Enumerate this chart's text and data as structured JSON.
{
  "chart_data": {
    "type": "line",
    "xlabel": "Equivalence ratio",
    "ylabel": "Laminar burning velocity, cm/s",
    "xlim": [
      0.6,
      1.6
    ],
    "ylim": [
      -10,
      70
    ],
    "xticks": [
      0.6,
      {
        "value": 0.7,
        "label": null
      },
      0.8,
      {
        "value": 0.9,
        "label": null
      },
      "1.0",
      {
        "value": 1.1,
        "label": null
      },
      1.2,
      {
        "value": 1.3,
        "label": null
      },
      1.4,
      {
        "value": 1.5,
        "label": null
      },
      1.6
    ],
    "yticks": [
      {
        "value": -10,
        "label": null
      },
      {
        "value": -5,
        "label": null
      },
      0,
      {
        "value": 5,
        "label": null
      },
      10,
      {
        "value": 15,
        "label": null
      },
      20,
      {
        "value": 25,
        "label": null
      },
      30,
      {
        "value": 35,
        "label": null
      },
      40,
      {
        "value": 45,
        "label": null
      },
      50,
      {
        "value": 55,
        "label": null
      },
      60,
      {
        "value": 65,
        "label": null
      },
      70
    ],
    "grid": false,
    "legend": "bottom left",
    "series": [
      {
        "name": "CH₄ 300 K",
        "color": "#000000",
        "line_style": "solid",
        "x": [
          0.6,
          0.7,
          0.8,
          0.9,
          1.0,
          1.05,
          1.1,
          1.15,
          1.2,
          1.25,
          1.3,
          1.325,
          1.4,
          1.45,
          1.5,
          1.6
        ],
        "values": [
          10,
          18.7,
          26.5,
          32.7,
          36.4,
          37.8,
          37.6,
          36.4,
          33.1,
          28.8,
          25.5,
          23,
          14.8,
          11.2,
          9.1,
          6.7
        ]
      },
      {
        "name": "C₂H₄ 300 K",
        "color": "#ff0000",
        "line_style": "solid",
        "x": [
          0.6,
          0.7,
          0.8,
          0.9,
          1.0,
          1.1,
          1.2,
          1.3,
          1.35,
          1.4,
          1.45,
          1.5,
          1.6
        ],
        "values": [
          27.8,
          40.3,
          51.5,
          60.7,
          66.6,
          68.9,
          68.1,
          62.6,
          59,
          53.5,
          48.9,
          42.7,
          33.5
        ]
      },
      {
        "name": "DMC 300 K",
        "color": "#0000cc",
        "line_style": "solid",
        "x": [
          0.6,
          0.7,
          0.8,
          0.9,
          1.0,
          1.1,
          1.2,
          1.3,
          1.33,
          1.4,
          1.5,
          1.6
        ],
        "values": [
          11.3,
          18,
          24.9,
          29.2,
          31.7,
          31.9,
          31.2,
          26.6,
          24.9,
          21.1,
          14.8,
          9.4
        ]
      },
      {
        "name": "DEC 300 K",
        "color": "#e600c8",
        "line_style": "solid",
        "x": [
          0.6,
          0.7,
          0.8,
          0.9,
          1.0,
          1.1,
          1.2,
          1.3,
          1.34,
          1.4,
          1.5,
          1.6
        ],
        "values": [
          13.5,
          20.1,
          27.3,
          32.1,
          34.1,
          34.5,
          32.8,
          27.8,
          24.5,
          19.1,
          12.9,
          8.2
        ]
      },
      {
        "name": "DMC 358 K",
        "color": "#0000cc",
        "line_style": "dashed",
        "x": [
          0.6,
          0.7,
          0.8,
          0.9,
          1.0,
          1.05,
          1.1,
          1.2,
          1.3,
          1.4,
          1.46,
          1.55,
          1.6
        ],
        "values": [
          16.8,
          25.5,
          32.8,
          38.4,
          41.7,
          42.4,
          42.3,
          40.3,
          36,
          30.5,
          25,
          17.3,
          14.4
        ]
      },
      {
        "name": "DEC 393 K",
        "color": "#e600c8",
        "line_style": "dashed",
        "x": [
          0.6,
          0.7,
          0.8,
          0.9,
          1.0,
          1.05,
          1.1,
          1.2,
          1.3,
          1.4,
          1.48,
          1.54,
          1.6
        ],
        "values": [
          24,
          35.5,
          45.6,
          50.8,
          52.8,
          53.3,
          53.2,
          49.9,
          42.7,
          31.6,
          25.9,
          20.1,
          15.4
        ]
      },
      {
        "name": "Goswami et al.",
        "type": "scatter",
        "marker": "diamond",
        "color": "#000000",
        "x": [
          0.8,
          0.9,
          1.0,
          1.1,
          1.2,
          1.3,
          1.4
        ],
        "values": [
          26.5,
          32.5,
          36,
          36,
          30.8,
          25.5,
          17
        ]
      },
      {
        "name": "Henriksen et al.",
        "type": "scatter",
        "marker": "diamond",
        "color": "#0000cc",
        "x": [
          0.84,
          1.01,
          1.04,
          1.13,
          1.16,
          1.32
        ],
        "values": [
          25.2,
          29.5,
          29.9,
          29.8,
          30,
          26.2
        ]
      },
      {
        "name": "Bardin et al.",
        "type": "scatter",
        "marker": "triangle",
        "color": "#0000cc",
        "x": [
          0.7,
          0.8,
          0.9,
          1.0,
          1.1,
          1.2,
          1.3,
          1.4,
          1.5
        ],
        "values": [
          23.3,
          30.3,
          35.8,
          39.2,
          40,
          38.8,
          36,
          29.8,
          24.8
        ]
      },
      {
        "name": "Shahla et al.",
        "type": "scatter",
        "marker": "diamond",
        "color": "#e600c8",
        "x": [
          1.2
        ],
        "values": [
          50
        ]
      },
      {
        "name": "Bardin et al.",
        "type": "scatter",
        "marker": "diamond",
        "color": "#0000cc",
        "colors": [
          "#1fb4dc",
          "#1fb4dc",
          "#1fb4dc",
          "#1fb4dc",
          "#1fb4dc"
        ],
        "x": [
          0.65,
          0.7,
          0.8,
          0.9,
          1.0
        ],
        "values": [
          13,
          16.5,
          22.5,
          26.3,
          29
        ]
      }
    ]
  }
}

[DIRECTIONS FOR THIS TASK]
Give back the whole listing exactly as it reads.

[FINAL ANSWER]
Enumerate this chart's text and data as structured JSON.
{
  "chart_data": {
    "type": "line",
    "xlabel": "Equivalence ratio",
    "ylabel": "Laminar burning velocity, cm/s",
    "xlim": [
      0.6,
      1.6
    ],
    "ylim": [
      -10,
      70
    ],
    "xticks": [
      0.6,
      {
        "value": 0.7,
        "label": null
      },
      0.8,
      {
        "value": 0.9,
        "label": null
      },
      "1.0",
      {
        "value": 1.1,
        "label": null
      },
      1.2,
      {
        "value": 1.3,
        "label": null
      },
      1.4,
      {
        "value": 1.5,
        "label": null
      },
      1.6
    ],
    "yticks": [
      {
        "value": -10,
        "label": null
      },
      {
        "value": -5,
        "label": null
      },
      0,
      {
        "value": 5,
        "label": null
      },
      10,
      {
        "value": 15,
        "label": null
      },
      20,
      {
        "value": 25,
        "label": null
      },
      30,
      {
        "value": 35,
        "label": null
      },
      40,
      {
        "value": 45,
        "label": null
      },
      50,
      {
        "value": 55,
        "label": null
      },
      60,
      {
        "value": 65,
        "label": null
      },
      70
    ],
    "grid": false,
    "legend": "bottom left",
    "series": [
      {
        "name": "CH₄ 300 K",
        "color": "#000000",
        "line_style": "solid",
        "x": [
          0.6,
          0.7,
          0.8,
          0.9,
          1.0,
          1.05,
          1.1,
          1.15,
          1.2,
          1.25,
          1.3,
          1.325,
          1.4,
          1.45,
          1.5,
          1.6
        ],
        "values": [
          10,
          18.7,
          26.5,
          32.7,
          36.4,
          37.8,
          37.6,
          36.4,
          33.1,
          28.8,
          25.5,
          23,
          14.8,
          11.2,
          9.1,
          6.7
        ]
      },
      {
        "name": "C₂H₄ 300 K",
        "color": "#ff0000",
        "line_style": "solid",
        "x": [
          0.6,
          0.7,
          0.8,
          0.9,
          1.0,
          1.1,
          1.2,
          1.3,
          1.35,
          1.4,
          1.45,
          1.5,
          1.6
        ],
        "values": [
          27.8,
          40.3,
          51.5,
          60.7,
          66.6,
          68.9,
          68.1,
          62.6,
          59,
          53.5,
          48.9,
          42.7,
          33.5
        ]
      },
      {
        "name": "DMC 300 K",
        "color": "#0000cc",
        "line_style": "solid",
        "x": [
          0.6,
          0.7,
          0.8,
          0.9,
          1.0,
          1.1,
          1.2,
          1.3,
          1.33,
          1.4,
          1.5,
          1.6
        ],
        "values": [
          11.3,
          18,
          24.9,
          29.2,
          31.7,
          31.9,
          31.2,
          26.6,
          24.9,
          21.1,
          14.8,
          9.4
        ]
      },
      {
        "name": "DEC 300 K",
        "color": "#e600c8",
        "line_style": "solid",
        "x": [
          0.6,
          0.7,
          0.8,
          0.9,
          1.0,
          1.1,
          1.2,
          1.3,
          1.34,
          1.4,
          1.5,
          1.6
        ],
        "values": [
          13.5,
          20.1,
          27.3,
          32.1,
          34.1,
          34.5,
          32.8,
          27.8,
          24.5,
          19.1,
          12.9,
          8.2
        ]
      },
      {
        "name": "DMC 358 K",
        "color": "#0000cc",
        "line_style": "dashed",
        "x": [
          0.6,
          0.7,
          0.8,
          0.9,
          1.0,
          1.05,
          1.1,
          1.2,
          1.3,
          1.4,
          1.46,
          1.55,
          1.6
        ],
        "values": [
          16.8,
          25.5,
          32.8,
          38.4,
          41.7,
          42.4,
          42.3,
          40.3,
          36,
          30.5,
          25,
          17.3,
          14.4
        ]
      },
      {
        "name": "DEC 393 K",
        "color": "#e600c8",
        "line_style": "dashed",
        "x": [
          0.6,
          0.7,
          0.8,
          0.9,
          1.0,
          1.05,
          1.1,
          1.2,
          1.3,
          1.4,
          1.48,
          1.54,
          1.6
        ],
        "values": [
          24,
          35.5,
          45.6,
          50.8,
          52.8,
          53.3,
          53.2,
          49.9,
          42.7,
          31.6,
          25.9,
          20.1,
          15.4
        ]
      },
      {
        "name": "Goswami et al.",
        "type": "scatter",
        "marker": "diamond",
        "color": "#000000",
        "x": [
          0.8,
          0.9,
          1.0,
          1.1,
          1.2,
          1.3,
          1.4
        ],
        "values": [
          26.5,
          32.5,
          36,
          36,
          30.8,
          25.5,
          17
        ]
      },
      {
        "name": "Henriksen et al.",
        "type": "scatter",
        "marker": "diamond",
        "color": "#0000cc",
        "x": [
          0.84,
          1.01,
          1.04,
          1.13,
          1.16,
          1.32
        ],
        "values": [
          25.2,
          29.5,
          29.9,
          29.8,
          30,
          26.2
        ]
      },
      {
        "name": "Bardin et al.",
        "type": "scatter",
        "marker": "triangle",
        "color": "#0000cc",
        "x": [
          0.7,
          0.8,
          0.9,
          1.0,
          1.1,
          1.2,
          1.3,
          1.4,
          1.5
        ],
        "values": [
          23.3,
          30.3,
          35.8,
          39.2,
          40,
          38.8,
          36,
          29.8,
          24.8
        ]
      },
      {
        "name": "Shahla et al.",
        "type": "scatter",
        "marker": "diamond",
        "color": "#e600c8",
        "x": [
          1.2
        ],
        "values": [
          50
        ]
      },
      {
        "name": "Bardin et al.",
        "type": "scatter",
        "marker": "diamond",
        "color": "#0000cc",
        "colors": [
          "#1fb4dc",
          "#1fb4dc",
          "#1fb4dc",
          "#1fb4dc",
          "#1fb4dc"
        ],
        "x": [
          0.65,
          0.7,
          0.8,
          0.9,
          1.0
        ],
        "values": [
          13,
          16.5,
          22.5,
          26.3,
          29
        ]
      }
    ]
  }
}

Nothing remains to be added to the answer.